Objective
Spot each line that carries the word "holes"; copy those lines.

Data for this exercise

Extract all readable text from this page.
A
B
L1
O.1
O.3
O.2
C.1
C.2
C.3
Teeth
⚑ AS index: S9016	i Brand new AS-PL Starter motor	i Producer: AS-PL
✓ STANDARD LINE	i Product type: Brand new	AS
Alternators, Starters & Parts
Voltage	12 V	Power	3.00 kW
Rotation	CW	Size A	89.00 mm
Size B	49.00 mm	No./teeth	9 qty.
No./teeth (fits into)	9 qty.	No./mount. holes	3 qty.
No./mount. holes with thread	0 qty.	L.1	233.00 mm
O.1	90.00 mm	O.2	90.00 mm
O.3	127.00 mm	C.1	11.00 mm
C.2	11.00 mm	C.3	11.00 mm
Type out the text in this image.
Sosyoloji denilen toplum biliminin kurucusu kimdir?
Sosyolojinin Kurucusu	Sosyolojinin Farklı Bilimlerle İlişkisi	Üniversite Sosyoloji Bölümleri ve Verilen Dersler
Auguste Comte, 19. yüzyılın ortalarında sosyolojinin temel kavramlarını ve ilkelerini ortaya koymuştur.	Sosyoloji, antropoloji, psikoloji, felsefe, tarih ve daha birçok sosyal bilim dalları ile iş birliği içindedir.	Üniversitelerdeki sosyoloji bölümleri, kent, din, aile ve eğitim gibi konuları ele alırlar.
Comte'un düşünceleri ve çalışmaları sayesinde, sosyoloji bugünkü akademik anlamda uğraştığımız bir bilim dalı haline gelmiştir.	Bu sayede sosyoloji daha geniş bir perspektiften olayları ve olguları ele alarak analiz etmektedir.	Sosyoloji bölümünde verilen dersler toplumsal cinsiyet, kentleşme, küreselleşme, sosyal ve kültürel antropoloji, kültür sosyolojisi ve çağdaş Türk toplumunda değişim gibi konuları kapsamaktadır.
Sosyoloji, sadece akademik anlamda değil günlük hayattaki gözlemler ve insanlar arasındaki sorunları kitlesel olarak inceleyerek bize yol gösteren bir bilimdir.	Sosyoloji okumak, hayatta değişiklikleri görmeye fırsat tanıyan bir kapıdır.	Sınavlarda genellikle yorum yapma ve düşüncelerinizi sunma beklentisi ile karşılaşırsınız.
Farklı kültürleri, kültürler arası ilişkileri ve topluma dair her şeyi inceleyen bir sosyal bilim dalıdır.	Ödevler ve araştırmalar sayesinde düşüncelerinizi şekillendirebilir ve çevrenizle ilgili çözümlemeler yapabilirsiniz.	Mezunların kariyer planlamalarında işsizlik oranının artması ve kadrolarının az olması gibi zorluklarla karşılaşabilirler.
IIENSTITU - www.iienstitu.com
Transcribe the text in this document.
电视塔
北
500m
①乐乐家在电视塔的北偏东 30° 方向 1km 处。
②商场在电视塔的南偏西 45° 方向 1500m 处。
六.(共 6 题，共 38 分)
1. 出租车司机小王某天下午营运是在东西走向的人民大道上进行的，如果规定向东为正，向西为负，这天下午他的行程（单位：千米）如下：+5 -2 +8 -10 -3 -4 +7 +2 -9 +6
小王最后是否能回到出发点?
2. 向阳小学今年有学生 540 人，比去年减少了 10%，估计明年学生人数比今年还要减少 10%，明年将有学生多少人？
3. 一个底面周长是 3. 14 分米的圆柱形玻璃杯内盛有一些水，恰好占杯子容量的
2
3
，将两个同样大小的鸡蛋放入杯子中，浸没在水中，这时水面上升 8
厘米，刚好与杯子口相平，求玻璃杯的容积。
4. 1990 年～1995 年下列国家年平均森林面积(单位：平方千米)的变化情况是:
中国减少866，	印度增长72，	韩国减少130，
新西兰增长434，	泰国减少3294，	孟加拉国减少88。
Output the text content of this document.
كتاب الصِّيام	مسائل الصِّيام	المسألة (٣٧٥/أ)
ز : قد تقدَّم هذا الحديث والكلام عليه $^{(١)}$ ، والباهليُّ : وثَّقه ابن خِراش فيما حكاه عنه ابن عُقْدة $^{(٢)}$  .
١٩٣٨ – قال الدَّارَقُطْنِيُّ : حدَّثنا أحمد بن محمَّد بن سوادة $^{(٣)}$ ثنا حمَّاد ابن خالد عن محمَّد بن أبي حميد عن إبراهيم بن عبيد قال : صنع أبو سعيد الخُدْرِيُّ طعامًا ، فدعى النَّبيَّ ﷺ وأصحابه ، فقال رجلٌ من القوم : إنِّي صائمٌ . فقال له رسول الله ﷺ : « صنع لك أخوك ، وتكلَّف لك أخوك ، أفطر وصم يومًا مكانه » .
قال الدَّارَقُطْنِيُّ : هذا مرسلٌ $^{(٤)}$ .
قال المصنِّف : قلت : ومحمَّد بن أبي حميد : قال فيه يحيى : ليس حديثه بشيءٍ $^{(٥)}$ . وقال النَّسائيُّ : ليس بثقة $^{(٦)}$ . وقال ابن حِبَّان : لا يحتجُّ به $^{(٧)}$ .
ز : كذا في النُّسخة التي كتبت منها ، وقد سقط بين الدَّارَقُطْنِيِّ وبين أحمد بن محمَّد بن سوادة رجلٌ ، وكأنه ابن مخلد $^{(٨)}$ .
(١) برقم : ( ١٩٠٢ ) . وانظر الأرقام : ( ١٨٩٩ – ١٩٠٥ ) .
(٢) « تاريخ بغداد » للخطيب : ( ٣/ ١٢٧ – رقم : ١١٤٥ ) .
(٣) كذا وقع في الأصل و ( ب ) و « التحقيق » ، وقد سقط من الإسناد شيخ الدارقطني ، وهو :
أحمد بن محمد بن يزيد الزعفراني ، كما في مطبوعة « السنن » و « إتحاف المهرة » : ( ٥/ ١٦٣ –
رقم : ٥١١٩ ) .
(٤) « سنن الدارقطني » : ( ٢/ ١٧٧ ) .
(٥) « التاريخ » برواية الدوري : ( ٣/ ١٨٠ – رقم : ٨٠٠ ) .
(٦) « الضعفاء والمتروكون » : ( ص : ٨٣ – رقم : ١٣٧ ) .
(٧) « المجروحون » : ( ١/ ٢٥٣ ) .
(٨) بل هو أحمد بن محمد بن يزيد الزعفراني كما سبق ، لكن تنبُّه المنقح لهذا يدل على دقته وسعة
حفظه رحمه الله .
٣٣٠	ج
* * *
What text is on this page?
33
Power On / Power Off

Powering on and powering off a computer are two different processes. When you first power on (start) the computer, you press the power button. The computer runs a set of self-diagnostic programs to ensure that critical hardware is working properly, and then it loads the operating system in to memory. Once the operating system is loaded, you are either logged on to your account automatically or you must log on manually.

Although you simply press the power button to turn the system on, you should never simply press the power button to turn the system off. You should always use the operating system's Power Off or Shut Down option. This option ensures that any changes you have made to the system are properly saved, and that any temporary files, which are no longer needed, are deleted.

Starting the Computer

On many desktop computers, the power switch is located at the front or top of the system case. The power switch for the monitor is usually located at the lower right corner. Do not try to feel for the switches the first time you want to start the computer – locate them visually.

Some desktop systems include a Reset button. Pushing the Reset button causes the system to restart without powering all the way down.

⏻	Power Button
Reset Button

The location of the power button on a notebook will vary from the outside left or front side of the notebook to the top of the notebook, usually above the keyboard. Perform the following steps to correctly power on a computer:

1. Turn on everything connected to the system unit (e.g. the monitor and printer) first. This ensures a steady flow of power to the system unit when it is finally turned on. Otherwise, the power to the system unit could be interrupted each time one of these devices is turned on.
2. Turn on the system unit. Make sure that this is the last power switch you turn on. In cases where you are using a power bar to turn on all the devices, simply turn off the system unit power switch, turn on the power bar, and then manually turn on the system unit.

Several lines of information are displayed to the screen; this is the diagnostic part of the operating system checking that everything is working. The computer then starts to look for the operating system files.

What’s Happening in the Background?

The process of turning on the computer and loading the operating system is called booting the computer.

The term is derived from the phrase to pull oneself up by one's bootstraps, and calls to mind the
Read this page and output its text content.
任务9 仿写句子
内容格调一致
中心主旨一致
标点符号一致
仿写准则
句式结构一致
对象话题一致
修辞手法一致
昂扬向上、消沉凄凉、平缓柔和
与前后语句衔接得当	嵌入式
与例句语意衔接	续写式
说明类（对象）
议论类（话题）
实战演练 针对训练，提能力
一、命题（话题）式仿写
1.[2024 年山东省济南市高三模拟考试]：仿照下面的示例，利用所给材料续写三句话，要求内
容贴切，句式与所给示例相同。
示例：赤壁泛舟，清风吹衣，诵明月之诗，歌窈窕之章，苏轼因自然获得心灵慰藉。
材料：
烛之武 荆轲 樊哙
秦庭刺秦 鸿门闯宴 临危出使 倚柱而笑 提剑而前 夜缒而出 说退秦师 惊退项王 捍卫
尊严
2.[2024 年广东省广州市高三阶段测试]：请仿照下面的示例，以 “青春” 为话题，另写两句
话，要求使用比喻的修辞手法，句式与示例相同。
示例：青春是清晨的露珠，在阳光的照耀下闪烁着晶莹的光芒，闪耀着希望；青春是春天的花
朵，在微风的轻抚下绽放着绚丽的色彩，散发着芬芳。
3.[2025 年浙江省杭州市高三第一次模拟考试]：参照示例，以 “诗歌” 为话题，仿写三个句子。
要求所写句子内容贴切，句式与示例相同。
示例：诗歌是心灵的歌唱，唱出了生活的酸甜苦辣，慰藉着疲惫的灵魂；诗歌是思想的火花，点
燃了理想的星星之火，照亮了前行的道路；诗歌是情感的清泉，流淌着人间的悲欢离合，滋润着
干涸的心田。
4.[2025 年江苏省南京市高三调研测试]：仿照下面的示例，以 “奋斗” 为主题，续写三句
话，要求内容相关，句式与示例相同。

Task output
No./teeth (fits into)	9 qty.	No./mount. holes	3 qty.
No./mount. holes with thread	0 qty.	L.1	233.00 mm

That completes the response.